Gather from the material every line that contains the string "text".

═════ Data records

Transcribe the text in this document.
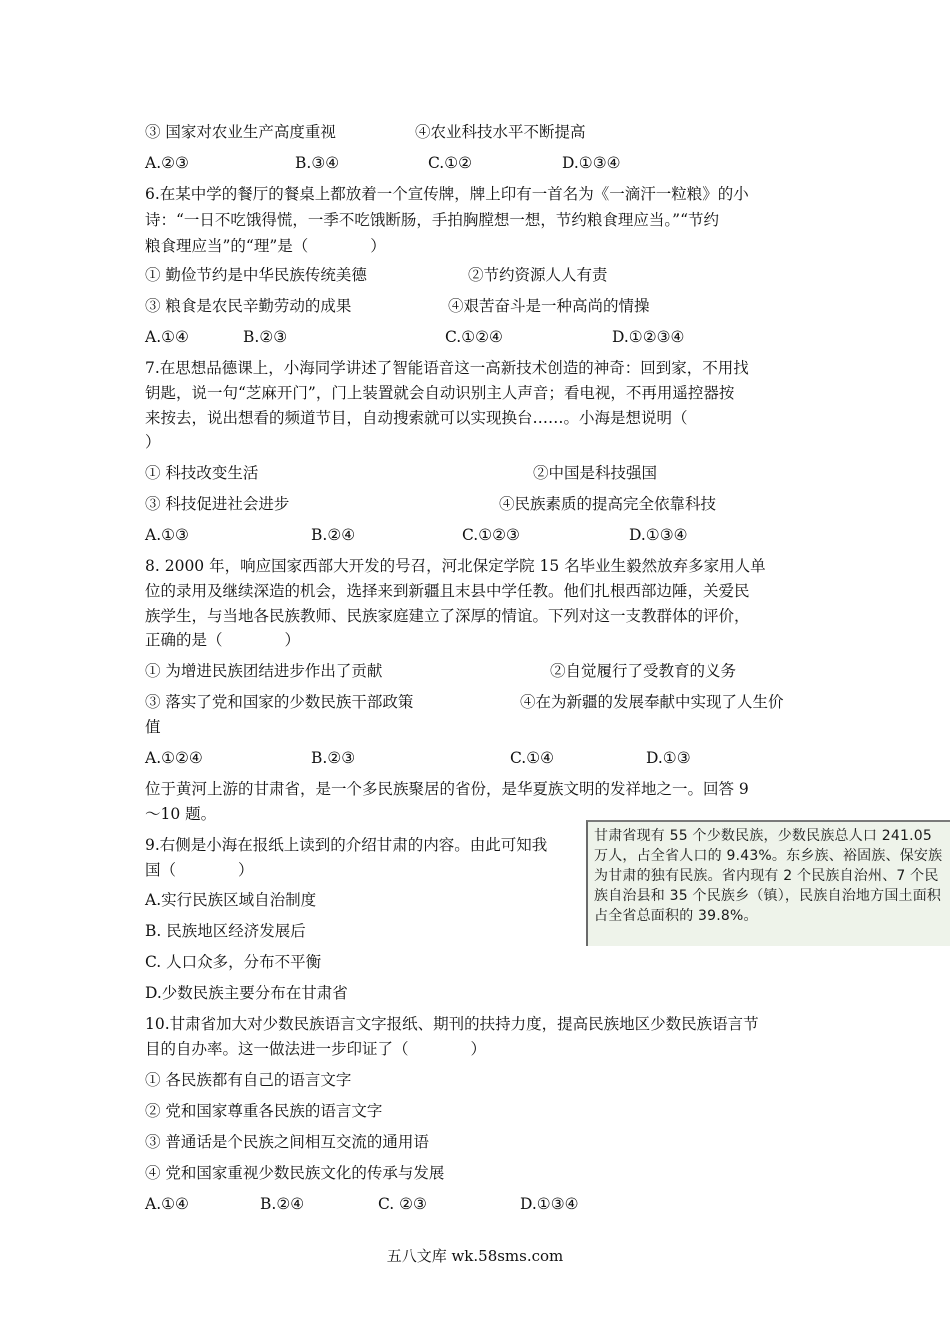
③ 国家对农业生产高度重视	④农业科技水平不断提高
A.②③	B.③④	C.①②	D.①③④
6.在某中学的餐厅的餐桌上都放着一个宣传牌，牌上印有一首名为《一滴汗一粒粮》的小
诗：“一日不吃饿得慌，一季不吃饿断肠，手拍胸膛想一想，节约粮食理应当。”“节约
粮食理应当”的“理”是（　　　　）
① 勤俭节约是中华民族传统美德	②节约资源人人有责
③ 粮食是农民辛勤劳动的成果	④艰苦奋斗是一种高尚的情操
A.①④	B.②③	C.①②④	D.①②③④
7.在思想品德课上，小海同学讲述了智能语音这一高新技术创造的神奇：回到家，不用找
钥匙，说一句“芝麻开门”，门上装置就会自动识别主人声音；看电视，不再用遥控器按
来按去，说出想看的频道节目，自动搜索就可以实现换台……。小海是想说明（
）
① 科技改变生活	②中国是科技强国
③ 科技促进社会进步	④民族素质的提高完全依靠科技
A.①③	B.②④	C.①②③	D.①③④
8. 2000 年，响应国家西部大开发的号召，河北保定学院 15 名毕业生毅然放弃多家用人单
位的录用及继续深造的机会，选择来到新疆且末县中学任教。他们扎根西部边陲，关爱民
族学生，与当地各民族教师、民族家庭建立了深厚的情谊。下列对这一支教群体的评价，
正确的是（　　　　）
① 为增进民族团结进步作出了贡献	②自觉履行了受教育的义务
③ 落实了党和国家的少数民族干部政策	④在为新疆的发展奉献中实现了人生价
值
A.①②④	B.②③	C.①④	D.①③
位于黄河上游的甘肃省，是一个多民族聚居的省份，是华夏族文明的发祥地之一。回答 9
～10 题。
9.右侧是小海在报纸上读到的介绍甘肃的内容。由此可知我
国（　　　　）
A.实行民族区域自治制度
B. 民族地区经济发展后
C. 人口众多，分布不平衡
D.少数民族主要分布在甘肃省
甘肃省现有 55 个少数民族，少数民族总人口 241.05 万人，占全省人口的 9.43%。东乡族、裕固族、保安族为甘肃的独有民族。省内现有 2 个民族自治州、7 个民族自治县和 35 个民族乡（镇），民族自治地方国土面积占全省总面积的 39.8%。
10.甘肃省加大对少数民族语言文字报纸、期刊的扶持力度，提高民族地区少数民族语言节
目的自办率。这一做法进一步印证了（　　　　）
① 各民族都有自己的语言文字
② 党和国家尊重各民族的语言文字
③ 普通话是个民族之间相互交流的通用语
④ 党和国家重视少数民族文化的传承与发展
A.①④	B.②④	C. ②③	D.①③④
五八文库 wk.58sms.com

══════════
═════ Data records

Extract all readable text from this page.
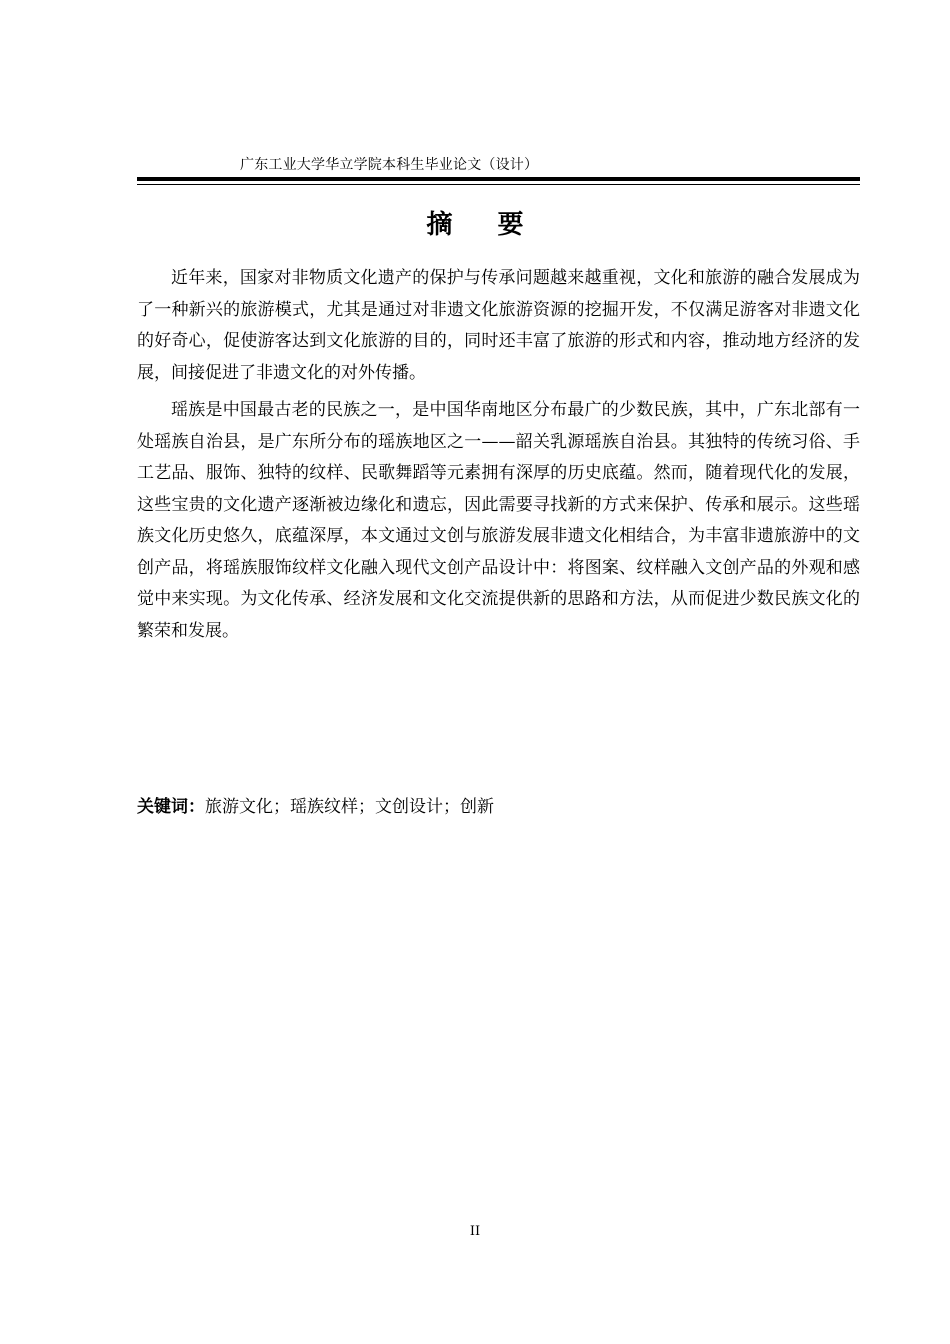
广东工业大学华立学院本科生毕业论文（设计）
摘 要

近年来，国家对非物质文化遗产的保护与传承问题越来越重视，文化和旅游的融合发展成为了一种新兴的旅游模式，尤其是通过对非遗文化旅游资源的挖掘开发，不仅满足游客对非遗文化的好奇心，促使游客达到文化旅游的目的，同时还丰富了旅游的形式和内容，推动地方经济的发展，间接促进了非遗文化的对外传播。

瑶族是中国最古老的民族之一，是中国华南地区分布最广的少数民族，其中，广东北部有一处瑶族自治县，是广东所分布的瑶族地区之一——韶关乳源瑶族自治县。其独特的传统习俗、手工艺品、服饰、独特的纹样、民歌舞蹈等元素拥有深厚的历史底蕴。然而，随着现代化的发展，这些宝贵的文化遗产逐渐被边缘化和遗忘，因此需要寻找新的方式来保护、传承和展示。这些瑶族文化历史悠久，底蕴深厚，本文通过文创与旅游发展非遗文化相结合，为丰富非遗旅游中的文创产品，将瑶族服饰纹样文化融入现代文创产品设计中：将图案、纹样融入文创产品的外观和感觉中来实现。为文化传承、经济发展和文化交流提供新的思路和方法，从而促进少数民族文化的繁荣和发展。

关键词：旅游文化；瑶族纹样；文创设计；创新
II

══════════

Full response:
Transcribe the text in this document.
Extract all readable text from this page.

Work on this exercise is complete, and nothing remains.